Copy each line below in which the word "name" occurs.
--- Start Source records ---
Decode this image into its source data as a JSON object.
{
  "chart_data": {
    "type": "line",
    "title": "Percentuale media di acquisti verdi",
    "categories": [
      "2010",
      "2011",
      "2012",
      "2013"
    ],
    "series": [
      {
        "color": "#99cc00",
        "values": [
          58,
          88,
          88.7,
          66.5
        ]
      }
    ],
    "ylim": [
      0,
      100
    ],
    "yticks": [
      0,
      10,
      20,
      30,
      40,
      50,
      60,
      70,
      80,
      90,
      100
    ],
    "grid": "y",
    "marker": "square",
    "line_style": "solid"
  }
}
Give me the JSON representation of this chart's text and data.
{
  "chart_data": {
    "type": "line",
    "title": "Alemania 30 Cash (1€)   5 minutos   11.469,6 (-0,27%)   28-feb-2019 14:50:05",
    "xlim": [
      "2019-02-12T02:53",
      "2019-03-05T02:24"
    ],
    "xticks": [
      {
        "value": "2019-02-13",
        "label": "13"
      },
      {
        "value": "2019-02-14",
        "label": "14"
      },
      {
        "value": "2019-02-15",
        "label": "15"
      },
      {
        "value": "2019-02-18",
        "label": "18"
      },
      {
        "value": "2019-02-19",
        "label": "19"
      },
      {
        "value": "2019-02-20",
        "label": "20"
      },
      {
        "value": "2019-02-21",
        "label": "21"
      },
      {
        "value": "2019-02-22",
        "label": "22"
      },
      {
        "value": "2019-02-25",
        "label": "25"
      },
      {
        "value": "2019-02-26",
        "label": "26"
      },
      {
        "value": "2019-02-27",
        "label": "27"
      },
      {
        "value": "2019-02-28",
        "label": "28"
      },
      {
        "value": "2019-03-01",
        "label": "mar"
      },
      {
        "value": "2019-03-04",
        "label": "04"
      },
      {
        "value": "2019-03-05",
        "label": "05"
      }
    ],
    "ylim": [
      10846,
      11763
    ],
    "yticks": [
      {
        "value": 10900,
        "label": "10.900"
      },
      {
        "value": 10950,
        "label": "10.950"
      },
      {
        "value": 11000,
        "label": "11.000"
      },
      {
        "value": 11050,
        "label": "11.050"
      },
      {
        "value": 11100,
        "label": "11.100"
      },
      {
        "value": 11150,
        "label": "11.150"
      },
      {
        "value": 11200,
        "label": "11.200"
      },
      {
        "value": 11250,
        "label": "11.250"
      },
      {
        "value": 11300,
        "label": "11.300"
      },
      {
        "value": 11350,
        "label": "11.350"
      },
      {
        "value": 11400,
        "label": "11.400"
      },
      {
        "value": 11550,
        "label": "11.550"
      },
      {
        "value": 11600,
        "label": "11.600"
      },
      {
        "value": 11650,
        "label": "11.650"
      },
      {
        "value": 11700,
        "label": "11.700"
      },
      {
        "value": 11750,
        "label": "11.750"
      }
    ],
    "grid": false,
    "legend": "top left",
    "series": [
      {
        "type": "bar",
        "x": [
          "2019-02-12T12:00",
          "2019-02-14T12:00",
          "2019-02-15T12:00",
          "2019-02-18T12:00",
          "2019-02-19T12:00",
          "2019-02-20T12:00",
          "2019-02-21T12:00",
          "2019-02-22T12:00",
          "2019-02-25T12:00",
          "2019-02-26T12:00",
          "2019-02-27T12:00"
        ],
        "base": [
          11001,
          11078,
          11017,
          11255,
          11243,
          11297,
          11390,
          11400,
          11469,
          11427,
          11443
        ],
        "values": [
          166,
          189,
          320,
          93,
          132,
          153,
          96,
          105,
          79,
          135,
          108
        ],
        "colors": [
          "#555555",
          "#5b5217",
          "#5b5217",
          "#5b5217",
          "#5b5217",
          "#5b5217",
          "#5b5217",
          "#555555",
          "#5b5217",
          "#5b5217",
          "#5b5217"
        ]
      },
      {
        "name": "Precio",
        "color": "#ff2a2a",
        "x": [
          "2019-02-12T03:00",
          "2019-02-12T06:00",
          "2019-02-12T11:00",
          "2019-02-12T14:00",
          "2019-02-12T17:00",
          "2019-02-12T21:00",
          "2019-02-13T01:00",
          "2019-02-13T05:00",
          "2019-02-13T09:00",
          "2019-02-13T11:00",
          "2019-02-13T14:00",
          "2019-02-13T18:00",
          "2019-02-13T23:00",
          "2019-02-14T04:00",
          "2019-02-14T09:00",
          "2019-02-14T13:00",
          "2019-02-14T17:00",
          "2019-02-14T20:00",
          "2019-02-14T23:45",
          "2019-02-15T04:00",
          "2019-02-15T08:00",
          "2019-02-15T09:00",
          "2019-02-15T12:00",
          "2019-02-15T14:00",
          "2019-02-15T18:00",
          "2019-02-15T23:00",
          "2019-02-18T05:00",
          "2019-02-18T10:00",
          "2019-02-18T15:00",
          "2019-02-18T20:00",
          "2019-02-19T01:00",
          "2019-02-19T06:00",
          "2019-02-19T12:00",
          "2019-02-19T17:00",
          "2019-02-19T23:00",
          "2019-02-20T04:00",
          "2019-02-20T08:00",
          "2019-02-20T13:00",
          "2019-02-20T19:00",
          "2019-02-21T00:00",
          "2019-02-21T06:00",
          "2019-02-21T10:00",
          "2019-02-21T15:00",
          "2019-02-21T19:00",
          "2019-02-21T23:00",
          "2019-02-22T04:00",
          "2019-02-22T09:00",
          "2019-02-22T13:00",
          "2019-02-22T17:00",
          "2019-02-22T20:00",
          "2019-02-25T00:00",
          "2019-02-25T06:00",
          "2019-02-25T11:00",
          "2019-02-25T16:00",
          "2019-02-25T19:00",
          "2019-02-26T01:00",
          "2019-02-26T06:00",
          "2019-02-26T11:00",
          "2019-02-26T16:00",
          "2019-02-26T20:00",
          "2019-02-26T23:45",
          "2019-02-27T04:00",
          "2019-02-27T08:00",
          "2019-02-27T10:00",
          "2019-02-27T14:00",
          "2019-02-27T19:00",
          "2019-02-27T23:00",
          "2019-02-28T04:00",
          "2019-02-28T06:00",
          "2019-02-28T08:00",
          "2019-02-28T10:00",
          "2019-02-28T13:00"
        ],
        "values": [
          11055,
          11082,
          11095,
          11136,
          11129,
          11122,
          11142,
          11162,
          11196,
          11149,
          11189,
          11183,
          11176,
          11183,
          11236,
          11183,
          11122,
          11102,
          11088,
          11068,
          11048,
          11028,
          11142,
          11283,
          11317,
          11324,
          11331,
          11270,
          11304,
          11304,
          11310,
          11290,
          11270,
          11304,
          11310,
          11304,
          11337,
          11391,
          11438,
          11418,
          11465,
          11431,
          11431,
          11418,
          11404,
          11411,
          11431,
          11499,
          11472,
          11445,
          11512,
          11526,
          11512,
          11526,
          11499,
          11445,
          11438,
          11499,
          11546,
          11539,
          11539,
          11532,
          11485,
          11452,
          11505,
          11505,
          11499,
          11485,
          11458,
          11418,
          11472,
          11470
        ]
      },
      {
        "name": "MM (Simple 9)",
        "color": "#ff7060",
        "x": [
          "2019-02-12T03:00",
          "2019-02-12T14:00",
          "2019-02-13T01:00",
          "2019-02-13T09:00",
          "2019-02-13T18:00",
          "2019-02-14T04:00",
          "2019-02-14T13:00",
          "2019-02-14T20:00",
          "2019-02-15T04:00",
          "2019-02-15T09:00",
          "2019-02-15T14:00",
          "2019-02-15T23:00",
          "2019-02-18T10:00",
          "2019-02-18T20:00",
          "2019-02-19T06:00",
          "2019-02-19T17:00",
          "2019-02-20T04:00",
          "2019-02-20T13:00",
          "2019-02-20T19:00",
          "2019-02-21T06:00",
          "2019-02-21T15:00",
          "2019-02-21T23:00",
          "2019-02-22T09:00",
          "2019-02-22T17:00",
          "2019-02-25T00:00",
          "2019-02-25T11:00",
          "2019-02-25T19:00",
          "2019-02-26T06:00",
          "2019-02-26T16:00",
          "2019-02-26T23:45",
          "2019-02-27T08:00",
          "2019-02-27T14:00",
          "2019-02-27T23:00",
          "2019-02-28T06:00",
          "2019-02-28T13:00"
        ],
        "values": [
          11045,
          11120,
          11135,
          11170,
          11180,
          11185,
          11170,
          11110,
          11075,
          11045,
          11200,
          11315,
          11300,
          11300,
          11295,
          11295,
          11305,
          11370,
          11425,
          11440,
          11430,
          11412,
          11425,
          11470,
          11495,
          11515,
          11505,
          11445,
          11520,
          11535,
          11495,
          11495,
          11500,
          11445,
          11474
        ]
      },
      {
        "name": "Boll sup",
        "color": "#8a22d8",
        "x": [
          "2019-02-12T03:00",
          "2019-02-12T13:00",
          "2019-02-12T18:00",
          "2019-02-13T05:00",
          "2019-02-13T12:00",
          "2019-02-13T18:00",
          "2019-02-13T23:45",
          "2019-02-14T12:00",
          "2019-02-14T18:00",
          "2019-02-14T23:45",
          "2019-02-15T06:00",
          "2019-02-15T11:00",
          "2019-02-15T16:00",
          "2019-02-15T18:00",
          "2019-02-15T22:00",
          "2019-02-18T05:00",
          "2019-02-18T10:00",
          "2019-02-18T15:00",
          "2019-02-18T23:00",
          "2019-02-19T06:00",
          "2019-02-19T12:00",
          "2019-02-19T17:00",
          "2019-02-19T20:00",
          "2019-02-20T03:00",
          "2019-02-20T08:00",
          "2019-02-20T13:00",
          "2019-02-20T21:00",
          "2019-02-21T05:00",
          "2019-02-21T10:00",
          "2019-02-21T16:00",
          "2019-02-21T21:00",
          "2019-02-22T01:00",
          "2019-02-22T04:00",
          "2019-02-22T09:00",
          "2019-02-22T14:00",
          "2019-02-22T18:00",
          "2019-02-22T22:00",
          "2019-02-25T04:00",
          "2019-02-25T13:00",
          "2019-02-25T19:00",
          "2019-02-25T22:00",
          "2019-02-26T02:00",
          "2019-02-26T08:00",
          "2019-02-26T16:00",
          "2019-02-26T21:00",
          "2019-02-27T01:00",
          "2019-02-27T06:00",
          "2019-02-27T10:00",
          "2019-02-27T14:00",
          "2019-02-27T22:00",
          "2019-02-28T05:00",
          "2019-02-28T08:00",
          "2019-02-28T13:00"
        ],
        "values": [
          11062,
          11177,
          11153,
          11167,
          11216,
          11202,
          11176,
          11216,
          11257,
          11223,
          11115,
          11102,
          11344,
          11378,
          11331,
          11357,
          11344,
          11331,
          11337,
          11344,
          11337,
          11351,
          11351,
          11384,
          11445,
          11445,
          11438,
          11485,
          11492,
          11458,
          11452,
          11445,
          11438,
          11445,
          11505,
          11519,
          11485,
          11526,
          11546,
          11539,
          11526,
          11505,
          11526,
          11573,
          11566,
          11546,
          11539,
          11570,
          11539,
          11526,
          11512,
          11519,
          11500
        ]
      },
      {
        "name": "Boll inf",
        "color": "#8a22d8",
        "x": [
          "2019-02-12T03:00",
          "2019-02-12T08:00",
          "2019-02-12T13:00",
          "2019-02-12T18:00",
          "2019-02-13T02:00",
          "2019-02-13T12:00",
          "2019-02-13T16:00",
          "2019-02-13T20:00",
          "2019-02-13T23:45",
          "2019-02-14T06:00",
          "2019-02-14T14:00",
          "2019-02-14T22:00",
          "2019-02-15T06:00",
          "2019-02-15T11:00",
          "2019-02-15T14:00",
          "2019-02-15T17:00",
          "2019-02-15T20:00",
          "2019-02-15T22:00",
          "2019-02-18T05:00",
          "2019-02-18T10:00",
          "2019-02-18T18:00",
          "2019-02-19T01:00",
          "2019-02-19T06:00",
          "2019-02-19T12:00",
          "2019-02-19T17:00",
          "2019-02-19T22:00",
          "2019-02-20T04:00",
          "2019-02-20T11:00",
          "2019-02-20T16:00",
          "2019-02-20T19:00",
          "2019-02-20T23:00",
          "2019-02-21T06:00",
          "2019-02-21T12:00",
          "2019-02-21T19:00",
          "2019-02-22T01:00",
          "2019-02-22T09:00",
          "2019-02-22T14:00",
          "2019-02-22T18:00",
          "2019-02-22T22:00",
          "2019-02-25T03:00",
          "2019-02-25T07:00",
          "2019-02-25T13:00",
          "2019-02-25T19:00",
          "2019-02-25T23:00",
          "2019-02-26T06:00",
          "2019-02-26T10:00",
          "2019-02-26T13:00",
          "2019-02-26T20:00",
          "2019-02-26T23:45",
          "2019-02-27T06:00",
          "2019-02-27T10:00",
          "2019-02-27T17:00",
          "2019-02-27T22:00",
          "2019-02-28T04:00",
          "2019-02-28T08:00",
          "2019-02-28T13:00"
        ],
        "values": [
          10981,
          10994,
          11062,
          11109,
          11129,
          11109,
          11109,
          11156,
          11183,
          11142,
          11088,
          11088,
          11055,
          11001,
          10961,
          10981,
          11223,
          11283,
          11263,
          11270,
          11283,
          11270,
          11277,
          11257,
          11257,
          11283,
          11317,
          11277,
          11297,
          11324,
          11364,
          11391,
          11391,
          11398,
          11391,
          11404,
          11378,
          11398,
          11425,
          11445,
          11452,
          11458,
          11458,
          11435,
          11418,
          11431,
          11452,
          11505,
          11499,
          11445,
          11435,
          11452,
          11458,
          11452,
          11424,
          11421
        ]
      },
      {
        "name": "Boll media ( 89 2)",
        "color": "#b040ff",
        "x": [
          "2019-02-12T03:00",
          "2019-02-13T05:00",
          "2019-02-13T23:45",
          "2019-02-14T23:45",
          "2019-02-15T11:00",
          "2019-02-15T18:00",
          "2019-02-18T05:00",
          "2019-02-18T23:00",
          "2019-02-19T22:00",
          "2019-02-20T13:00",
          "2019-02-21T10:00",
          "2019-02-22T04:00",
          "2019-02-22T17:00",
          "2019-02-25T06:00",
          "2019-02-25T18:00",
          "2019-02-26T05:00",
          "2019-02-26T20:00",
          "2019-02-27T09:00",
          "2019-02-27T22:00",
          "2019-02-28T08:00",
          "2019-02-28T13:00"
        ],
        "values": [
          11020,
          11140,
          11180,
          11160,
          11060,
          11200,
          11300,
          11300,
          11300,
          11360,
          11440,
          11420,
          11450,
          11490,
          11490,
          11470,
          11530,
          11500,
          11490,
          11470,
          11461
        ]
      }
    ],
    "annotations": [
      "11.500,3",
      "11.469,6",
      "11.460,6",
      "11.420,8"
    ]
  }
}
--- End Source records ---
> [The output]
        "name": "Precio",
        "name": "MM (Simple 9)",
        "name": "Boll sup",
        "name": "Boll inf",
        "name": "Boll media ( 89 2)",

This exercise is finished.